* _Stored data_:
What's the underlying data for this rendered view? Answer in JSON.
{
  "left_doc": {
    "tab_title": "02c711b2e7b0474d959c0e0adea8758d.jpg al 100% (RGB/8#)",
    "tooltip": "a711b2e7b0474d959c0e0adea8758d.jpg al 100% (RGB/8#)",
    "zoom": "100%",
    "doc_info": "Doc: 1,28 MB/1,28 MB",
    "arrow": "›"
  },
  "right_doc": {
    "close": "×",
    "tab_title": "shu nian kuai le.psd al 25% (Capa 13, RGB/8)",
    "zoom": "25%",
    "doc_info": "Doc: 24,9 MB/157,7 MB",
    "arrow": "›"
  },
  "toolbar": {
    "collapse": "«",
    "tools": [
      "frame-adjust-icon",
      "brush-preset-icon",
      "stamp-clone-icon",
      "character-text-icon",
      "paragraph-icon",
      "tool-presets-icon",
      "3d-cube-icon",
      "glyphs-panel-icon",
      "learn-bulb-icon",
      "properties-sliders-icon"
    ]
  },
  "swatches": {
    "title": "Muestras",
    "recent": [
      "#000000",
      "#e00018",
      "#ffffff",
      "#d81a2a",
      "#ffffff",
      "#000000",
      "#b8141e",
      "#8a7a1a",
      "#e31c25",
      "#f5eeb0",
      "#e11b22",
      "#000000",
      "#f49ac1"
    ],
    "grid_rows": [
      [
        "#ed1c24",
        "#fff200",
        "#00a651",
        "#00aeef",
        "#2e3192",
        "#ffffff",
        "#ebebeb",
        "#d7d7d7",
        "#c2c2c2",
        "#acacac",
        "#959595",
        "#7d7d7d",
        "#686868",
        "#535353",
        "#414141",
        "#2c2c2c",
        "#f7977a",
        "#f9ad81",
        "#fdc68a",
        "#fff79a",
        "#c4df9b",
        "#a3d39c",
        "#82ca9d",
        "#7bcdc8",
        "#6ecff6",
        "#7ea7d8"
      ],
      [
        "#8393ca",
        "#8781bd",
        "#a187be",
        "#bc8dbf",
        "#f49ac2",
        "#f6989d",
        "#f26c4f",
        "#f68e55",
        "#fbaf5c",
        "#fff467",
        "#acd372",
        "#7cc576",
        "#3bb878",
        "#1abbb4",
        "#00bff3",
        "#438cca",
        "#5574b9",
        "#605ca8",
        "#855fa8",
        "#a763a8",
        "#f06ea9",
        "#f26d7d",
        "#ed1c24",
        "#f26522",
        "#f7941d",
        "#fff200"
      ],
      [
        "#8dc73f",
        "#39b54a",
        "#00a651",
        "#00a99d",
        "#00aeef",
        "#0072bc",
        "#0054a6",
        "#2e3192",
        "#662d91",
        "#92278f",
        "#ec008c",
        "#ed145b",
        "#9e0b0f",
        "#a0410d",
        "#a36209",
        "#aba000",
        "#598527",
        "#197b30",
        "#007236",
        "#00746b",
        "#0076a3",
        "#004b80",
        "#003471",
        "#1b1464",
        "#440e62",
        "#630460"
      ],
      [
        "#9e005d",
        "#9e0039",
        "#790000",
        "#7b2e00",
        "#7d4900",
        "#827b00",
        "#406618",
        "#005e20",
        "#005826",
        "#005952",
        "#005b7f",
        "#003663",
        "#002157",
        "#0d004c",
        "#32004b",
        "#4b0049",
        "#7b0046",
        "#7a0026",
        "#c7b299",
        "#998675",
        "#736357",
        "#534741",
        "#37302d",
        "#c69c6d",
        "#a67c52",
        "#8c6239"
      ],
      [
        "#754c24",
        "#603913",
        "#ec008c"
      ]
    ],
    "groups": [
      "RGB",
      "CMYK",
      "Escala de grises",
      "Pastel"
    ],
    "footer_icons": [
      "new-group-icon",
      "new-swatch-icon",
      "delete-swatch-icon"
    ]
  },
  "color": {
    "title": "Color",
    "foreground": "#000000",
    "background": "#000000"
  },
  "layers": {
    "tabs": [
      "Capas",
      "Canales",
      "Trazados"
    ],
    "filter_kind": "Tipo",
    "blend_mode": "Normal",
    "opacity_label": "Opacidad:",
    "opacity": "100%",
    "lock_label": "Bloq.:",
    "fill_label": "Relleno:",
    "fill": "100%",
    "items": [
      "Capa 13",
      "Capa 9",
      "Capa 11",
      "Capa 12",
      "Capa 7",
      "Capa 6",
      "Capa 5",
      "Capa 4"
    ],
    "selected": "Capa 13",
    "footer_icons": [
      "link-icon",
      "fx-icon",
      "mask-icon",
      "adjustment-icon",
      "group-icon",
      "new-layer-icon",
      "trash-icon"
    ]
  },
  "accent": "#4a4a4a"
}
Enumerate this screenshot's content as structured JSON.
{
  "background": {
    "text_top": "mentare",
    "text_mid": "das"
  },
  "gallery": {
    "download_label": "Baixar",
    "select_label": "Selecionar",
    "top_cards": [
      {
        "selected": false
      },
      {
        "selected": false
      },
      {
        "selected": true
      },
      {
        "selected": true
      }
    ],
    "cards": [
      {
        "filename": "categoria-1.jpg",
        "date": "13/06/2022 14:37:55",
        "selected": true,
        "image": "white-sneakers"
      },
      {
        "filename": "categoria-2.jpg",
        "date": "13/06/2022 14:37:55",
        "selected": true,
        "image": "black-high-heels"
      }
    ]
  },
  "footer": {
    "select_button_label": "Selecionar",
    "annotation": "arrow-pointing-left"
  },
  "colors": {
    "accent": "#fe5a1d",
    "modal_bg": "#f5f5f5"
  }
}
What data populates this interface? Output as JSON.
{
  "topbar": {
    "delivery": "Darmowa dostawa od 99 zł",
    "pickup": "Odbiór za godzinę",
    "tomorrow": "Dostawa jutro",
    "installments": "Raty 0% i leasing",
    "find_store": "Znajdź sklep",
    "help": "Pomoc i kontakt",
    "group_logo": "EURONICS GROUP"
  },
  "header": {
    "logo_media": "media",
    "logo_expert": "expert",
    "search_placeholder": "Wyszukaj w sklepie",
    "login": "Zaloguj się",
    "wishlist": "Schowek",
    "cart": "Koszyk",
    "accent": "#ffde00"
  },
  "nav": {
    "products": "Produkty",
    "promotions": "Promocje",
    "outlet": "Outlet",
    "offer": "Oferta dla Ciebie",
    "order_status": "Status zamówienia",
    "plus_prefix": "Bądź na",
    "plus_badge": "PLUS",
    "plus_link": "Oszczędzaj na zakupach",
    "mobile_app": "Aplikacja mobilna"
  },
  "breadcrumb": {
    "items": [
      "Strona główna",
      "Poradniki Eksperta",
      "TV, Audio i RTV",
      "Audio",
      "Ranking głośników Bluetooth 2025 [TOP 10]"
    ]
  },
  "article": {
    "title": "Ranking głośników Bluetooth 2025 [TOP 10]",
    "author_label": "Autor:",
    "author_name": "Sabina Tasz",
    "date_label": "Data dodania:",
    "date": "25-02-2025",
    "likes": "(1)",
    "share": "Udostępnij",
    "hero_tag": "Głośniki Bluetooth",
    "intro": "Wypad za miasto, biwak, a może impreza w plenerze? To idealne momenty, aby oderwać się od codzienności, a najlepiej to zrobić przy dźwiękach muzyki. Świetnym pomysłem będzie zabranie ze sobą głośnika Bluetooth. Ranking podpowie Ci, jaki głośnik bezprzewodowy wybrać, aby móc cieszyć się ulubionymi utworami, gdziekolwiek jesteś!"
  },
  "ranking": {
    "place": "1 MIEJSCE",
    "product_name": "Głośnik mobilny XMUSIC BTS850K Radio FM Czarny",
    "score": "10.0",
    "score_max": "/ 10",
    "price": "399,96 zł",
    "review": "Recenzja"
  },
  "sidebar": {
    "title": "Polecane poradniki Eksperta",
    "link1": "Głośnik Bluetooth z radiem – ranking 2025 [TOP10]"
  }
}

* _REQUIREMENTS_: Reproduce all of the records exactly.

* _THE ANSWER_:
What's the underlying data for this rendered view? Answer in JSON.
{
  "left_doc": {
    "tab_title": "02c711b2e7b0474d959c0e0adea8758d.jpg al 100% (RGB/8#)",
    "tooltip": "a711b2e7b0474d959c0e0adea8758d.jpg al 100% (RGB/8#)",
    "zoom": "100%",
    "doc_info": "Doc: 1,28 MB/1,28 MB",
    "arrow": "›"
  },
  "right_doc": {
    "close": "×",
    "tab_title": "shu nian kuai le.psd al 25% (Capa 13, RGB/8)",
    "zoom": "25%",
    "doc_info": "Doc: 24,9 MB/157,7 MB",
    "arrow": "›"
  },
  "toolbar": {
    "collapse": "«",
    "tools": [
      "frame-adjust-icon",
      "brush-preset-icon",
      "stamp-clone-icon",
      "character-text-icon",
      "paragraph-icon",
      "tool-presets-icon",
      "3d-cube-icon",
      "glyphs-panel-icon",
      "learn-bulb-icon",
      "properties-sliders-icon"
    ]
  },
  "swatches": {
    "title": "Muestras",
    "recent": [
      "#000000",
      "#e00018",
      "#ffffff",
      "#d81a2a",
      "#ffffff",
      "#000000",
      "#b8141e",
      "#8a7a1a",
      "#e31c25",
      "#f5eeb0",
      "#e11b22",
      "#000000",
      "#f49ac1"
    ],
    "grid_rows": [
      [
        "#ed1c24",
        "#fff200",
        "#00a651",
        "#00aeef",
        "#2e3192",
        "#ffffff",
        "#ebebeb",
        "#d7d7d7",
        "#c2c2c2",
        "#acacac",
        "#959595",
        "#7d7d7d",
        "#686868",
        "#535353",
        "#414141",
        "#2c2c2c",
        "#f7977a",
        "#f9ad81",
        "#fdc68a",
        "#fff79a",
        "#c4df9b",
        "#a3d39c",
        "#82ca9d",
        "#7bcdc8",
        "#6ecff6",
        "#7ea7d8"
      ],
      [
        "#8393ca",
        "#8781bd",
        "#a187be",
        "#bc8dbf",
        "#f49ac2",
        "#f6989d",
        "#f26c4f",
        "#f68e55",
        "#fbaf5c",
        "#fff467",
        "#acd372",
        "#7cc576",
        "#3bb878",
        "#1abbb4",
        "#00bff3",
        "#438cca",
        "#5574b9",
        "#605ca8",
        "#855fa8",
        "#a763a8",
        "#f06ea9",
        "#f26d7d",
        "#ed1c24",
        "#f26522",
        "#f7941d",
        "#fff200"
      ],
      [
        "#8dc73f",
        "#39b54a",
        "#00a651",
        "#00a99d",
        "#00aeef",
        "#0072bc",
        "#0054a6",
        "#2e3192",
        "#662d91",
        "#92278f",
        "#ec008c",
        "#ed145b",
        "#9e0b0f",
        "#a0410d",
        "#a36209",
        "#aba000",
        "#598527",
        "#197b30",
        "#007236",
        "#00746b",
        "#0076a3",
        "#004b80",
        "#003471",
        "#1b1464",
        "#440e62",
        "#630460"
      ],
      [
        "#9e005d",
        "#9e0039",
        "#790000",
        "#7b2e00",
        "#7d4900",
        "#827b00",
        "#406618",
        "#005e20",
        "#005826",
        "#005952",
        "#005b7f",
        "#003663",
        "#002157",
        "#0d004c",
        "#32004b",
        "#4b0049",
        "#7b0046",
        "#7a0026",
        "#c7b299",
        "#998675",
        "#736357",
        "#534741",
        "#37302d",
        "#c69c6d",
        "#a67c52",
        "#8c6239"
      ],
      [
        "#754c24",
        "#603913",
        "#ec008c"
      ]
    ],
    "groups": [
      "RGB",
      "CMYK",
      "Escala de grises",
      "Pastel"
    ],
    "footer_icons": [
      "new-group-icon",
      "new-swatch-icon",
      "delete-swatch-icon"
    ]
  },
  "color": {
    "title": "Color",
    "foreground": "#000000",
    "background": "#000000"
  },
  "layers": {
    "tabs": [
      "Capas",
      "Canales",
      "Trazados"
    ],
    "filter_kind": "Tipo",
    "blend_mode": "Normal",
    "opacity_label": "Opacidad:",
    "opacity": "100%",
    "lock_label": "Bloq.:",
    "fill_label": "Relleno:",
    "fill": "100%",
    "items": [
      "Capa 13",
      "Capa 9",
      "Capa 11",
      "Capa 12",
      "Capa 7",
      "Capa 6",
      "Capa 5",
      "Capa 4"
    ],
    "selected": "Capa 13",
    "footer_icons": [
      "link-icon",
      "fx-icon",
      "mask-icon",
      "adjustment-icon",
      "group-icon",
      "new-layer-icon",
      "trash-icon"
    ]
  },
  "accent": "#4a4a4a"
}
Enumerate this screenshot's content as structured JSON.
{
  "background": {
    "text_top": "mentare",
    "text_mid": "das"
  },
  "gallery": {
    "download_label": "Baixar",
    "select_label": "Selecionar",
    "top_cards": [
      {
        "selected": false
      },
      {
        "selected": false
      },
      {
        "selected": true
      },
      {
        "selected": true
      }
    ],
    "cards": [
      {
        "filename": "categoria-1.jpg",
        "date": "13/06/2022 14:37:55",
        "selected": true,
        "image": "white-sneakers"
      },
      {
        "filename": "categoria-2.jpg",
        "date": "13/06/2022 14:37:55",
        "selected": true,
        "image": "black-high-heels"
      }
    ]
  },
  "footer": {
    "select_button_label": "Selecionar",
    "annotation": "arrow-pointing-left"
  },
  "colors": {
    "accent": "#fe5a1d",
    "modal_bg": "#f5f5f5"
  }
}
What data populates this interface? Output as JSON.
{
  "topbar": {
    "delivery": "Darmowa dostawa od 99 zł",
    "pickup": "Odbiór za godzinę",
    "tomorrow": "Dostawa jutro",
    "installments": "Raty 0% i leasing",
    "find_store": "Znajdź sklep",
    "help": "Pomoc i kontakt",
    "group_logo": "EURONICS GROUP"
  },
  "header": {
    "logo_media": "media",
    "logo_expert": "expert",
    "search_placeholder": "Wyszukaj w sklepie",
    "login": "Zaloguj się",
    "wishlist": "Schowek",
    "cart": "Koszyk",
    "accent": "#ffde00"
  },
  "nav": {
    "products": "Produkty",
    "promotions": "Promocje",
    "outlet": "Outlet",
    "offer": "Oferta dla Ciebie",
    "order_status": "Status zamówienia",
    "plus_prefix": "Bądź na",
    "plus_badge": "PLUS",
    "plus_link": "Oszczędzaj na zakupach",
    "mobile_app": "Aplikacja mobilna"
  },
  "breadcrumb": {
    "items": [
      "Strona główna",
      "Poradniki Eksperta",
      "TV, Audio i RTV",
      "Audio",
      "Ranking głośników Bluetooth 2025 [TOP 10]"
    ]
  },
  "article": {
    "title": "Ranking głośników Bluetooth 2025 [TOP 10]",
    "author_label": "Autor:",
    "author_name": "Sabina Tasz",
    "date_label": "Data dodania:",
    "date": "25-02-2025",
    "likes": "(1)",
    "share": "Udostępnij",
    "hero_tag": "Głośniki Bluetooth",
    "intro": "Wypad za miasto, biwak, a może impreza w plenerze? To idealne momenty, aby oderwać się od codzienności, a najlepiej to zrobić przy dźwiękach muzyki. Świetnym pomysłem będzie zabranie ze sobą głośnika Bluetooth. Ranking podpowie Ci, jaki głośnik bezprzewodowy wybrać, aby móc cieszyć się ulubionymi utworami, gdziekolwiek jesteś!"
  },
  "ranking": {
    "place": "1 MIEJSCE",
    "product_name": "Głośnik mobilny XMUSIC BTS850K Radio FM Czarny",
    "score": "10.0",
    "score_max": "/ 10",
    "price": "399,96 zł",
    "review": "Recenzja"
  },
  "sidebar": {
    "title": "Polecane poradniki Eksperta",
    "link1": "Głośnik Bluetooth z radiem – ranking 2025 [TOP10]"
  }
}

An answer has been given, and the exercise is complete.